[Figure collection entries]
>> begin
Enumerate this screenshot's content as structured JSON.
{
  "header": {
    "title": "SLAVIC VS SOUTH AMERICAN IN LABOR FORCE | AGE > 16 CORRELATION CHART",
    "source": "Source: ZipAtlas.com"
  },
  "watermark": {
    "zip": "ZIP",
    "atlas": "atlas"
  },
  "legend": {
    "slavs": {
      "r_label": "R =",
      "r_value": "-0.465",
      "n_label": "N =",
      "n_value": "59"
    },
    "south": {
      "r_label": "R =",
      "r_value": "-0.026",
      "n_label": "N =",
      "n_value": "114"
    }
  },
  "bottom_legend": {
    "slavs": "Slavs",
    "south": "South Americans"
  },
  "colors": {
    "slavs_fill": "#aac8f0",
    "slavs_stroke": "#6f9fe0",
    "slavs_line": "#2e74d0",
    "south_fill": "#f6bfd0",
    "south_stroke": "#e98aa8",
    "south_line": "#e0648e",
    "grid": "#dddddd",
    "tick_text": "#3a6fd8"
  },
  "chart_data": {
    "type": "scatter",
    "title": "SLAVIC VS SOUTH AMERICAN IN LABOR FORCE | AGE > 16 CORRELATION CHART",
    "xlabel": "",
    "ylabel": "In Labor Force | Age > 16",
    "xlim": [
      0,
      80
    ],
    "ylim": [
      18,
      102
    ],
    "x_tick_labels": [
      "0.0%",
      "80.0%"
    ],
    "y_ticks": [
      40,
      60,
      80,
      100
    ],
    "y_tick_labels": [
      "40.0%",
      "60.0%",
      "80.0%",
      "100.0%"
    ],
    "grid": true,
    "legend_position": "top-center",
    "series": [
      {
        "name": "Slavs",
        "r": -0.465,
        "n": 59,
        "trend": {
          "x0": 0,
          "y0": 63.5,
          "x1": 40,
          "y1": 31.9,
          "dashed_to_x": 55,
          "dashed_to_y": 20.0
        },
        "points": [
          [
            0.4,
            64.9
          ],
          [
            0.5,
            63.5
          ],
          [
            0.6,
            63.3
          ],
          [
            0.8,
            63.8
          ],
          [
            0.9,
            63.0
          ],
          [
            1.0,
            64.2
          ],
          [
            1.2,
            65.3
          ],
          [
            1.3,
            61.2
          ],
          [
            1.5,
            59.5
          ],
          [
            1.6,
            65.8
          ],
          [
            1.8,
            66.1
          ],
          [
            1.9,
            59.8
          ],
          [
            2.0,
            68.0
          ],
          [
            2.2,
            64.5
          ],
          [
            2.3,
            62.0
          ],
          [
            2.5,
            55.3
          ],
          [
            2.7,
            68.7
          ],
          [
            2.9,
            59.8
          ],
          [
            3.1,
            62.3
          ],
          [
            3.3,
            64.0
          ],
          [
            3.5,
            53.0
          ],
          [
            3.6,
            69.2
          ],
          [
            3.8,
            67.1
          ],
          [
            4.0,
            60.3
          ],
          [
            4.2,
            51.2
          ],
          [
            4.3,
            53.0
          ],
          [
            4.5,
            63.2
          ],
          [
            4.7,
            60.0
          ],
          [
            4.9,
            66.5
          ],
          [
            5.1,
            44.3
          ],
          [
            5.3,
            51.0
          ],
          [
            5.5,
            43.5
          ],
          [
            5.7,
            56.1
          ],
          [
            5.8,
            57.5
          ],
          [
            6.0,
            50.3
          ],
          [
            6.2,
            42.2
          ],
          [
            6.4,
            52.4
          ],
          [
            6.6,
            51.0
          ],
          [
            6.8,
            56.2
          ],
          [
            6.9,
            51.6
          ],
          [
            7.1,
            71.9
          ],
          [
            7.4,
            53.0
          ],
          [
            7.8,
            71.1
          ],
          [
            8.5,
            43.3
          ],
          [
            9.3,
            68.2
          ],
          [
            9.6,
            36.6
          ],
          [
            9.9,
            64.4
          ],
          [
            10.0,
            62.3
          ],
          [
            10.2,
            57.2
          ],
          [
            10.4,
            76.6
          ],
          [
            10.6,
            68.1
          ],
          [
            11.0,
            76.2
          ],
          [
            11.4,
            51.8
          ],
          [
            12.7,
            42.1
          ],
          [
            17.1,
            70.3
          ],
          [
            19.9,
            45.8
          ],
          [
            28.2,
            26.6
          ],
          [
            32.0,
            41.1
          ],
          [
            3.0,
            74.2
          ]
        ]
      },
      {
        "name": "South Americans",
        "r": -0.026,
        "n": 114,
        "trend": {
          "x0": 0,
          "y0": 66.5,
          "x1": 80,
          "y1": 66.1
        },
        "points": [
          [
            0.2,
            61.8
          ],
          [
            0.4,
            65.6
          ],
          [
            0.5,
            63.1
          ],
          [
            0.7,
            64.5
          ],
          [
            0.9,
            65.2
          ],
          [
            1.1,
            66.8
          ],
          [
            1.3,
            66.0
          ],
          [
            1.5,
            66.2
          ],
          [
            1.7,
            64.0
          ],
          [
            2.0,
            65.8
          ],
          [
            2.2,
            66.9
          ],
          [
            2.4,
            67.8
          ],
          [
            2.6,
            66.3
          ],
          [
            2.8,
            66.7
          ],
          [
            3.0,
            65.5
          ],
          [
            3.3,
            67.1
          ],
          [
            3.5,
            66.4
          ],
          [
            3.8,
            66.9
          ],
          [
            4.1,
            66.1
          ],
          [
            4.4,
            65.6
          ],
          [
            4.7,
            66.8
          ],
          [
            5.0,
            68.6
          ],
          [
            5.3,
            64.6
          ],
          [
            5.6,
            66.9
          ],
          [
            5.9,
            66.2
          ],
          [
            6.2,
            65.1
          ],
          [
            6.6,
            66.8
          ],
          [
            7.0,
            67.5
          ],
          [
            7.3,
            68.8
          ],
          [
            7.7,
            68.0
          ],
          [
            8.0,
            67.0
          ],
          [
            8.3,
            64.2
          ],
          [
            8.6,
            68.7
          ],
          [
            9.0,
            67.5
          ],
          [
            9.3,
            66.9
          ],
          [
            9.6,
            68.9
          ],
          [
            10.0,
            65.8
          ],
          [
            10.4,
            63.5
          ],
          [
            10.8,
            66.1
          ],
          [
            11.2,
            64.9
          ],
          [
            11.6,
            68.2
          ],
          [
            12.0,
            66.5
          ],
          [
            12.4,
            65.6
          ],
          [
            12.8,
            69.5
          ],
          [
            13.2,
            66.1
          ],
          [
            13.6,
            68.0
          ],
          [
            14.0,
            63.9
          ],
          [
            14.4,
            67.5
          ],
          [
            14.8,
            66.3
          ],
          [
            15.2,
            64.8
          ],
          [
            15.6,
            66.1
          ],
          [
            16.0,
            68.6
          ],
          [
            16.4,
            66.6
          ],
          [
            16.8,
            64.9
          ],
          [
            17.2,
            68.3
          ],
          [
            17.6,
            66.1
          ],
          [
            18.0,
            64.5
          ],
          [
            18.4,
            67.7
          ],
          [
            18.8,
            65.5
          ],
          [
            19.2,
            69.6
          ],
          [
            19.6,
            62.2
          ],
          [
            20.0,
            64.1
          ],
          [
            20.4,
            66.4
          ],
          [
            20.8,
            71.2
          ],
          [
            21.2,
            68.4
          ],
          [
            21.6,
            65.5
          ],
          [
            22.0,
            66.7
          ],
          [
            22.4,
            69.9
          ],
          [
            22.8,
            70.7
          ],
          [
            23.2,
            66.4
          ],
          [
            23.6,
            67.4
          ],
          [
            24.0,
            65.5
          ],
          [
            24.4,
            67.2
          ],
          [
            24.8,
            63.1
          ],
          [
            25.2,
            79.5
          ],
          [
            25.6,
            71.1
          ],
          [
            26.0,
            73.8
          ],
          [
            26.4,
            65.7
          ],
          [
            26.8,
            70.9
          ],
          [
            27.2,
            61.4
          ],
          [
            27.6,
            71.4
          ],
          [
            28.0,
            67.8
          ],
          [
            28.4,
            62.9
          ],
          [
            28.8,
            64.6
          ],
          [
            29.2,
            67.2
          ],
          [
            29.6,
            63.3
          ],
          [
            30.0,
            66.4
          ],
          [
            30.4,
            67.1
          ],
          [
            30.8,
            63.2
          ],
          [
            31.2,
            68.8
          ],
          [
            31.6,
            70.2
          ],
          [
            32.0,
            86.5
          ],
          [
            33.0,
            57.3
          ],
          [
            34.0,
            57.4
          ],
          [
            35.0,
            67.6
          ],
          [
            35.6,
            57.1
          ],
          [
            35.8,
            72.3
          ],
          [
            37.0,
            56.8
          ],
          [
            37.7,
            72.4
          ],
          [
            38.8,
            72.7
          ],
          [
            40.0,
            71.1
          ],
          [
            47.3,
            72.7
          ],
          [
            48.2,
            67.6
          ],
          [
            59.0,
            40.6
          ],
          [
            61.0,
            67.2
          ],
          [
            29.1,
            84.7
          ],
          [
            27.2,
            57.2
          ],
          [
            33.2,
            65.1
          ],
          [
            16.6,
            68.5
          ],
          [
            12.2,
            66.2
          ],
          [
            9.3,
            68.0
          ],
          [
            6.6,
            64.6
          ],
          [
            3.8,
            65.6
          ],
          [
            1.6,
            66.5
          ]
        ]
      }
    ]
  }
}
>> end
▸ **WHAT YOU SHOULD DO**: State only the count of lines above that hold the string "Americans".

▸ **SOLUTION TO THE EXERCISE**: 2